### [Prompt]
Search the records that follow and extract every line containing the string "true".

(Provided entries)

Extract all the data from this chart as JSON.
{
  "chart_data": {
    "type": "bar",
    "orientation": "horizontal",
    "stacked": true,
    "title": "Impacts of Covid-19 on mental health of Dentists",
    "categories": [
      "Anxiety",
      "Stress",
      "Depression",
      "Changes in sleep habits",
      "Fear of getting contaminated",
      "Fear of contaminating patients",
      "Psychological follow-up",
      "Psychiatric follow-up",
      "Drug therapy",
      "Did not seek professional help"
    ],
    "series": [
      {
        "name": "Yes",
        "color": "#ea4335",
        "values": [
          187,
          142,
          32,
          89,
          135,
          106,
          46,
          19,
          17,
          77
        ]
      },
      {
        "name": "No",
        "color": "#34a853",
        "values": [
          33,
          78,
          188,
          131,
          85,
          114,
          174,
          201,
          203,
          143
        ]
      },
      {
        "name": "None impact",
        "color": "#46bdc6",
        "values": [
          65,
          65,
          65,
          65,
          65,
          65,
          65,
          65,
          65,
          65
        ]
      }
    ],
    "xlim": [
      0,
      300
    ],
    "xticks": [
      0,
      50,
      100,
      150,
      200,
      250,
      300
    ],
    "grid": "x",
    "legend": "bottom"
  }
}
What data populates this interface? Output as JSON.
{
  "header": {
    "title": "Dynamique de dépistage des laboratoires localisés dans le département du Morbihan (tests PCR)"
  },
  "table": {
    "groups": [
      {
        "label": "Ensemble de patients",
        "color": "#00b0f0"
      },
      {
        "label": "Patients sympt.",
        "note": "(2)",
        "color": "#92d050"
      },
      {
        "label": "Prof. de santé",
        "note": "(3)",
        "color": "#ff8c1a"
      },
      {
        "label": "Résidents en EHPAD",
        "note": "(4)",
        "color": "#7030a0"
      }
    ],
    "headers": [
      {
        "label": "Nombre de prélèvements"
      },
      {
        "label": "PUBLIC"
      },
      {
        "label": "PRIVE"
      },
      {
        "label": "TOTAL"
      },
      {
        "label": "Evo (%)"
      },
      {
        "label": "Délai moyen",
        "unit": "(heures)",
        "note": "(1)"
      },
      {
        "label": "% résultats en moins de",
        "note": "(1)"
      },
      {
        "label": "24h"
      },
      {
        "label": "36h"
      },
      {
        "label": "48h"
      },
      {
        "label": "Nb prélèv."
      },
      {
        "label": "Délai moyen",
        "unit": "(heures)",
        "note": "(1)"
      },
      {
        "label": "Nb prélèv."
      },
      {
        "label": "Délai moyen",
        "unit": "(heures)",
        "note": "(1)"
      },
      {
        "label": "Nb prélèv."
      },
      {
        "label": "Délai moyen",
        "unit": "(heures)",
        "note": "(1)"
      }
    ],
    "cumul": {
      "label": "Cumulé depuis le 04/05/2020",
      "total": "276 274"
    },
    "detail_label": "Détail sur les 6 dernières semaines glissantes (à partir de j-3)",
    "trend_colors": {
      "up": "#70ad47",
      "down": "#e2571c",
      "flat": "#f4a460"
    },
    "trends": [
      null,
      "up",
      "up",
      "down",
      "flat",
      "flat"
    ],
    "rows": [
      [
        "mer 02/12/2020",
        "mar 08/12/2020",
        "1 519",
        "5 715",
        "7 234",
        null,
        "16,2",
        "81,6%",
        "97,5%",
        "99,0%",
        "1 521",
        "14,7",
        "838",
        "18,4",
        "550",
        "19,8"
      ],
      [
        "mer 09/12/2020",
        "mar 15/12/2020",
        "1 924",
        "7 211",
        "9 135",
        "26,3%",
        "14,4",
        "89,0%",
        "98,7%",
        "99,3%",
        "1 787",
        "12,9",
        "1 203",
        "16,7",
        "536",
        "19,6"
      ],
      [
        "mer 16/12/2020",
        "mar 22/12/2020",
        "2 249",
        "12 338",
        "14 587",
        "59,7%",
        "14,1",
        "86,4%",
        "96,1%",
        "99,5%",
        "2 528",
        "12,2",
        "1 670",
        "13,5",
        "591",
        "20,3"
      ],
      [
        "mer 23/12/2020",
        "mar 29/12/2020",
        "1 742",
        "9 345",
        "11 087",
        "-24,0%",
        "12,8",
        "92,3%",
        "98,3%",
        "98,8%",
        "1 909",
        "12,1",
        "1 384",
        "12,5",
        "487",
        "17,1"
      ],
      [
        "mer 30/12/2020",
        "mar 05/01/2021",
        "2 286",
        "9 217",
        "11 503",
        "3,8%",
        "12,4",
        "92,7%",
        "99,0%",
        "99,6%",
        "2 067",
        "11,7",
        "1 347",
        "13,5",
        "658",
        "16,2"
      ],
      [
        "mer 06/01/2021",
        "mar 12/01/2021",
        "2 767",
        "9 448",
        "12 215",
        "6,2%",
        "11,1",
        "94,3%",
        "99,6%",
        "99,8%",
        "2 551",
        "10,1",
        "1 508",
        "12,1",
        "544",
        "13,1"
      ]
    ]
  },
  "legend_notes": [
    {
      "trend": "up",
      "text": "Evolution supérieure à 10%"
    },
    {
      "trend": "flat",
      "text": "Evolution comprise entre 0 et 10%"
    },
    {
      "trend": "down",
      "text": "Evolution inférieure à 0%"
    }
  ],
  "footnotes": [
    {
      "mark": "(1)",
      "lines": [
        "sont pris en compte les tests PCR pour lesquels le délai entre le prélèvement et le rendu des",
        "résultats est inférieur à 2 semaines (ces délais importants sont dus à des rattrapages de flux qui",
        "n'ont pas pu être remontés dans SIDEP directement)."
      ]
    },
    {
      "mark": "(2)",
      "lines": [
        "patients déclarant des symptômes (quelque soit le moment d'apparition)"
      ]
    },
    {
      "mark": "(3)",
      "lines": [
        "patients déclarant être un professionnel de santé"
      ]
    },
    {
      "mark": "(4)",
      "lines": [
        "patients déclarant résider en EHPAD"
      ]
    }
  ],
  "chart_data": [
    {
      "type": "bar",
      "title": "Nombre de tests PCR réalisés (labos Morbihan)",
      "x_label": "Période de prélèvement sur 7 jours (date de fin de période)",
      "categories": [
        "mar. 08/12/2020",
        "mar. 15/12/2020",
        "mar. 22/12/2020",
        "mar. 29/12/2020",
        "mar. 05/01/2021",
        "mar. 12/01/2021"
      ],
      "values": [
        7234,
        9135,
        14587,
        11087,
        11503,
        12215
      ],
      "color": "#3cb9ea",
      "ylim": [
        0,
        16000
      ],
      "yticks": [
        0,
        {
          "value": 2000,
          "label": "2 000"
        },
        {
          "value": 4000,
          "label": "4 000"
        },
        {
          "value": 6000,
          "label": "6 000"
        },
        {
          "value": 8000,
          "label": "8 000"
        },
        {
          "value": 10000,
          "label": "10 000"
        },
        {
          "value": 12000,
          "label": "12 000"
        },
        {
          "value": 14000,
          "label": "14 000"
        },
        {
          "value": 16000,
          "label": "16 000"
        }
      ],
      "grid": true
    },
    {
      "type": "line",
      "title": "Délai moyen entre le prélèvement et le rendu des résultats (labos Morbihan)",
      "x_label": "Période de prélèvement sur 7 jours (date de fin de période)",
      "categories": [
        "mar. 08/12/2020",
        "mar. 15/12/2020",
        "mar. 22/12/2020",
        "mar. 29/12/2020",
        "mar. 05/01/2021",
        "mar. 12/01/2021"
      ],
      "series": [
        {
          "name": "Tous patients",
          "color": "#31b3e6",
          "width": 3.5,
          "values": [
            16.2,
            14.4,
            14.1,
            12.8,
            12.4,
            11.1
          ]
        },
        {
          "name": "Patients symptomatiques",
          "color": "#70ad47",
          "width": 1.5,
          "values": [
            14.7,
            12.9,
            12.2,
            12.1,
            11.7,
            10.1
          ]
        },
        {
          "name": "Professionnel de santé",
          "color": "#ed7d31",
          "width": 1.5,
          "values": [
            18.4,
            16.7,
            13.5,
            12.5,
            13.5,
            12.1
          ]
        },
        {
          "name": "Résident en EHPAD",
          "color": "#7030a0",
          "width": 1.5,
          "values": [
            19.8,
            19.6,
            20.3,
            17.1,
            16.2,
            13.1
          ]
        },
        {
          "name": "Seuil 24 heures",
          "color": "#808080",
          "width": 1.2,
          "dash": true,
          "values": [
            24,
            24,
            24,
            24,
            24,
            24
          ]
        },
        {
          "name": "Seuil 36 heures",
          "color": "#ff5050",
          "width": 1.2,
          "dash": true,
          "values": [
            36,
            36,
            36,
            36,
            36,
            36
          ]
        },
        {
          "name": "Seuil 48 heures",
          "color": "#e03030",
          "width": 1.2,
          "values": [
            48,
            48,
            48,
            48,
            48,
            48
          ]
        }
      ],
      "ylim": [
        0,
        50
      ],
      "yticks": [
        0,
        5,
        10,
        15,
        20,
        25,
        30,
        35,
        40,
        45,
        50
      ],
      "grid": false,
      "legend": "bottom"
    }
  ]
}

(End Provided entries)

### [Solution below]
    "stacked": true,
      "grid": true
          "dash": true,
          "dash": true,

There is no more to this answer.